* **TASK TO CARRY OUT**
Output each line exactly as it appears, skipping any embedded picture.

* **DATA FOR THE TASK**
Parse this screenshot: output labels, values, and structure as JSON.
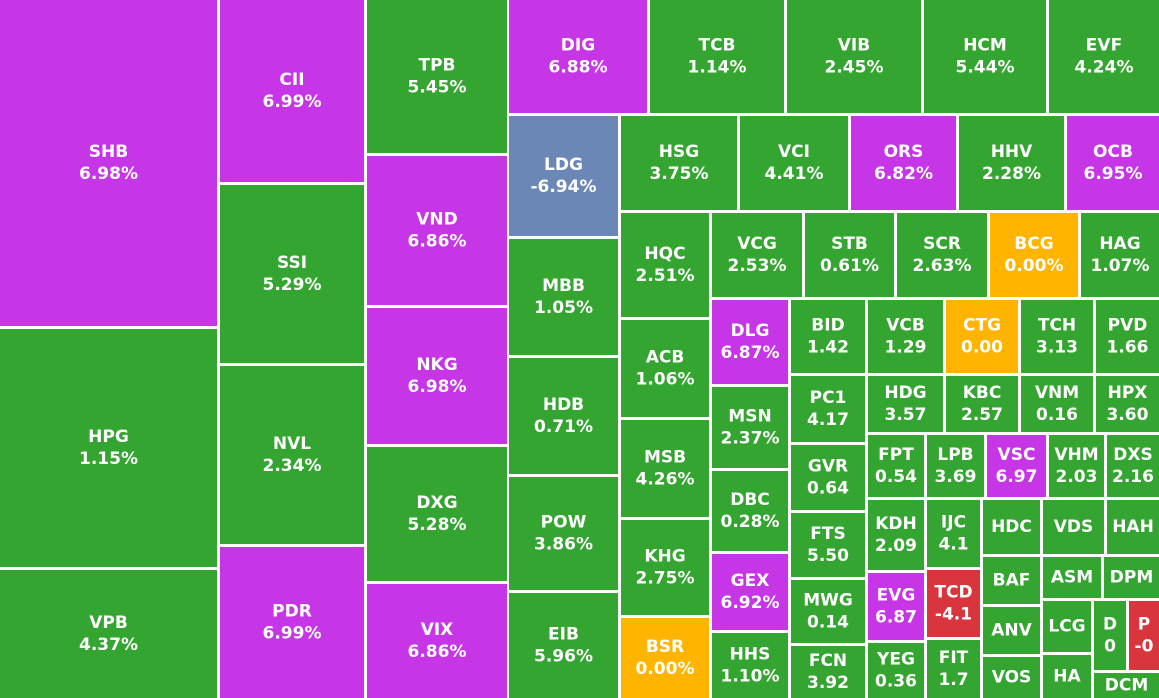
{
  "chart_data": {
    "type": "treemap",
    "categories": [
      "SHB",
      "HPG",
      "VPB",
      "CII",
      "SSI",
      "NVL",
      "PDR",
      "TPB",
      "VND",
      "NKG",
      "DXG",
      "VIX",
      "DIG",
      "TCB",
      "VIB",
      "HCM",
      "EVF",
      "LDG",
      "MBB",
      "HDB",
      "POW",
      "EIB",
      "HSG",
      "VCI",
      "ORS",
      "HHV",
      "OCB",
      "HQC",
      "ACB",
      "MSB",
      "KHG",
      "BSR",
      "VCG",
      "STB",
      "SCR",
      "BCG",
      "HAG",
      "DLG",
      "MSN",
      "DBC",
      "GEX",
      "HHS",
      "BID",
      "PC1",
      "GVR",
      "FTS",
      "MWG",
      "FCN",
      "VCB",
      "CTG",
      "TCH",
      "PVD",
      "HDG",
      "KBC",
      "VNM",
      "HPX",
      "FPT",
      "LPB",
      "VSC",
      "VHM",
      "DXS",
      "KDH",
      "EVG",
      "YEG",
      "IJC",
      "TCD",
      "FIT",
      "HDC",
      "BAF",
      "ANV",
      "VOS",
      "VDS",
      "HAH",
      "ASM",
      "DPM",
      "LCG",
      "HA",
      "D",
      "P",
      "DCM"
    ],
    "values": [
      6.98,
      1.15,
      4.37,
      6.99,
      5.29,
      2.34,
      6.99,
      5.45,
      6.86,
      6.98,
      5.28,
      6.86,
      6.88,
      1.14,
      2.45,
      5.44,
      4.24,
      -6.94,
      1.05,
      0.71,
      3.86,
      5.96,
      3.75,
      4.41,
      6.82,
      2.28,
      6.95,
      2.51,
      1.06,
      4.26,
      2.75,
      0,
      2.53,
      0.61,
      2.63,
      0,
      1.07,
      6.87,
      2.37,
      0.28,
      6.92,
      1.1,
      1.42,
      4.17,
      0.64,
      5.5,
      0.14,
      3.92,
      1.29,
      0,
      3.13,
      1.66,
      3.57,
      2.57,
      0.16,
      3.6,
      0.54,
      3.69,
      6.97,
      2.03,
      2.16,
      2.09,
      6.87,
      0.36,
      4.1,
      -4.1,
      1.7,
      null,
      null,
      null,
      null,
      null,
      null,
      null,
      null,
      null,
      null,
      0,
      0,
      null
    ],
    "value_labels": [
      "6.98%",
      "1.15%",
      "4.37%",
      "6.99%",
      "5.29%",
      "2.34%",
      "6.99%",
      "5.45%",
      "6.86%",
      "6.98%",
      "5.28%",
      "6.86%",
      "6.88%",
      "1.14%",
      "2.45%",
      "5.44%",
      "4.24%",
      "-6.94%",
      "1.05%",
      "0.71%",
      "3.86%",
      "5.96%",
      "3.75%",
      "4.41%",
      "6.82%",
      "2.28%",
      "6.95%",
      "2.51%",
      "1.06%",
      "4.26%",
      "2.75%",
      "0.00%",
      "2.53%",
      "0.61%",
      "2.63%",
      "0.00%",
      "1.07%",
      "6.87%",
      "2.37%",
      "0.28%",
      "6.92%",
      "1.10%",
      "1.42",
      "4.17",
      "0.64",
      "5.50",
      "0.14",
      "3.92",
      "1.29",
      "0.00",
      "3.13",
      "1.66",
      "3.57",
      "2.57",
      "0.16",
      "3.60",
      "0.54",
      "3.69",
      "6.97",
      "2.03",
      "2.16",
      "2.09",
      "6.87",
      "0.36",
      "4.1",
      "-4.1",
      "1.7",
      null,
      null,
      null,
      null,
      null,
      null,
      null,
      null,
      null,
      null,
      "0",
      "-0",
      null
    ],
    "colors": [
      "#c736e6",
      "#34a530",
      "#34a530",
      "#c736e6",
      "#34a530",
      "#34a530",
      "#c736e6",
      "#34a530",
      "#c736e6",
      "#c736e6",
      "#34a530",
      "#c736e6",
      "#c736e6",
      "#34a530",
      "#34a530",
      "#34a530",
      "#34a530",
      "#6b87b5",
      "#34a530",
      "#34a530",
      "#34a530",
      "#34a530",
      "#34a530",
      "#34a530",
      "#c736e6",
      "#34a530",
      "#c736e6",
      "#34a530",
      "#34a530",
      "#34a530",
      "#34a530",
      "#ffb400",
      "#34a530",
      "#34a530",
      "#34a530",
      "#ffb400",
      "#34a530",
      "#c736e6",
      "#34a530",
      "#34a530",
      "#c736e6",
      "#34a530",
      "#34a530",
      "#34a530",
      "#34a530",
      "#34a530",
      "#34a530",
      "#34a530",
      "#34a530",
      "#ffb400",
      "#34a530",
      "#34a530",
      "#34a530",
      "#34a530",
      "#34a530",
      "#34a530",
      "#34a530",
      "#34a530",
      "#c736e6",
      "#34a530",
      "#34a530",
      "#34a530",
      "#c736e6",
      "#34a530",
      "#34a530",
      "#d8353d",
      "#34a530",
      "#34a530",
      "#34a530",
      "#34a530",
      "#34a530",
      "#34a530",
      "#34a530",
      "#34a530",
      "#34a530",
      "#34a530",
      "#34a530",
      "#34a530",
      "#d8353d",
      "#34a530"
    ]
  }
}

* **CORRECT RESULT**
Parse this screenshot: output labels, values, and structure as JSON.
{
  "chart_data": {
    "type": "treemap",
    "categories": [
      "SHB",
      "HPG",
      "VPB",
      "CII",
      "SSI",
      "NVL",
      "PDR",
      "TPB",
      "VND",
      "NKG",
      "DXG",
      "VIX",
      "DIG",
      "TCB",
      "VIB",
      "HCM",
      "EVF",
      "LDG",
      "MBB",
      "HDB",
      "POW",
      "EIB",
      "HSG",
      "VCI",
      "ORS",
      "HHV",
      "OCB",
      "HQC",
      "ACB",
      "MSB",
      "KHG",
      "BSR",
      "VCG",
      "STB",
      "SCR",
      "BCG",
      "HAG",
      "DLG",
      "MSN",
      "DBC",
      "GEX",
      "HHS",
      "BID",
      "PC1",
      "GVR",
      "FTS",
      "MWG",
      "FCN",
      "VCB",
      "CTG",
      "TCH",
      "PVD",
      "HDG",
      "KBC",
      "VNM",
      "HPX",
      "FPT",
      "LPB",
      "VSC",
      "VHM",
      "DXS",
      "KDH",
      "EVG",
      "YEG",
      "IJC",
      "TCD",
      "FIT",
      "HDC",
      "BAF",
      "ANV",
      "VOS",
      "VDS",
      "HAH",
      "ASM",
      "DPM",
      "LCG",
      "HA",
      "D",
      "P",
      "DCM"
    ],
    "values": [
      6.98,
      1.15,
      4.37,
      6.99,
      5.29,
      2.34,
      6.99,
      5.45,
      6.86,
      6.98,
      5.28,
      6.86,
      6.88,
      1.14,
      2.45,
      5.44,
      4.24,
      -6.94,
      1.05,
      0.71,
      3.86,
      5.96,
      3.75,
      4.41,
      6.82,
      2.28,
      6.95,
      2.51,
      1.06,
      4.26,
      2.75,
      0,
      2.53,
      0.61,
      2.63,
      0,
      1.07,
      6.87,
      2.37,
      0.28,
      6.92,
      1.1,
      1.42,
      4.17,
      0.64,
      5.5,
      0.14,
      3.92,
      1.29,
      0,
      3.13,
      1.66,
      3.57,
      2.57,
      0.16,
      3.6,
      0.54,
      3.69,
      6.97,
      2.03,
      2.16,
      2.09,
      6.87,
      0.36,
      4.1,
      -4.1,
      1.7,
      null,
      null,
      null,
      null,
      null,
      null,
      null,
      null,
      null,
      null,
      0,
      0,
      null
    ],
    "value_labels": [
      "6.98%",
      "1.15%",
      "4.37%",
      "6.99%",
      "5.29%",
      "2.34%",
      "6.99%",
      "5.45%",
      "6.86%",
      "6.98%",
      "5.28%",
      "6.86%",
      "6.88%",
      "1.14%",
      "2.45%",
      "5.44%",
      "4.24%",
      "-6.94%",
      "1.05%",
      "0.71%",
      "3.86%",
      "5.96%",
      "3.75%",
      "4.41%",
      "6.82%",
      "2.28%",
      "6.95%",
      "2.51%",
      "1.06%",
      "4.26%",
      "2.75%",
      "0.00%",
      "2.53%",
      "0.61%",
      "2.63%",
      "0.00%",
      "1.07%",
      "6.87%",
      "2.37%",
      "0.28%",
      "6.92%",
      "1.10%",
      "1.42",
      "4.17",
      "0.64",
      "5.50",
      "0.14",
      "3.92",
      "1.29",
      "0.00",
      "3.13",
      "1.66",
      "3.57",
      "2.57",
      "0.16",
      "3.60",
      "0.54",
      "3.69",
      "6.97",
      "2.03",
      "2.16",
      "2.09",
      "6.87",
      "0.36",
      "4.1",
      "-4.1",
      "1.7",
      null,
      null,
      null,
      null,
      null,
      null,
      null,
      null,
      null,
      null,
      "0",
      "-0",
      null
    ],
    "colors": [
      "#c736e6",
      "#34a530",
      "#34a530",
      "#c736e6",
      "#34a530",
      "#34a530",
      "#c736e6",
      "#34a530",
      "#c736e6",
      "#c736e6",
      "#34a530",
      "#c736e6",
      "#c736e6",
      "#34a530",
      "#34a530",
      "#34a530",
      "#34a530",
      "#6b87b5",
      "#34a530",
      "#34a530",
      "#34a530",
      "#34a530",
      "#34a530",
      "#34a530",
      "#c736e6",
      "#34a530",
      "#c736e6",
      "#34a530",
      "#34a530",
      "#34a530",
      "#34a530",
      "#ffb400",
      "#34a530",
      "#34a530",
      "#34a530",
      "#ffb400",
      "#34a530",
      "#c736e6",
      "#34a530",
      "#34a530",
      "#c736e6",
      "#34a530",
      "#34a530",
      "#34a530",
      "#34a530",
      "#34a530",
      "#34a530",
      "#34a530",
      "#34a530",
      "#ffb400",
      "#34a530",
      "#34a530",
      "#34a530",
      "#34a530",
      "#34a530",
      "#34a530",
      "#34a530",
      "#34a530",
      "#c736e6",
      "#34a530",
      "#34a530",
      "#34a530",
      "#c736e6",
      "#34a530",
      "#34a530",
      "#d8353d",
      "#34a530",
      "#34a530",
      "#34a530",
      "#34a530",
      "#34a530",
      "#34a530",
      "#34a530",
      "#34a530",
      "#34a530",
      "#34a530",
      "#34a530",
      "#34a530",
      "#d8353d",
      "#34a530"
    ]
  }
}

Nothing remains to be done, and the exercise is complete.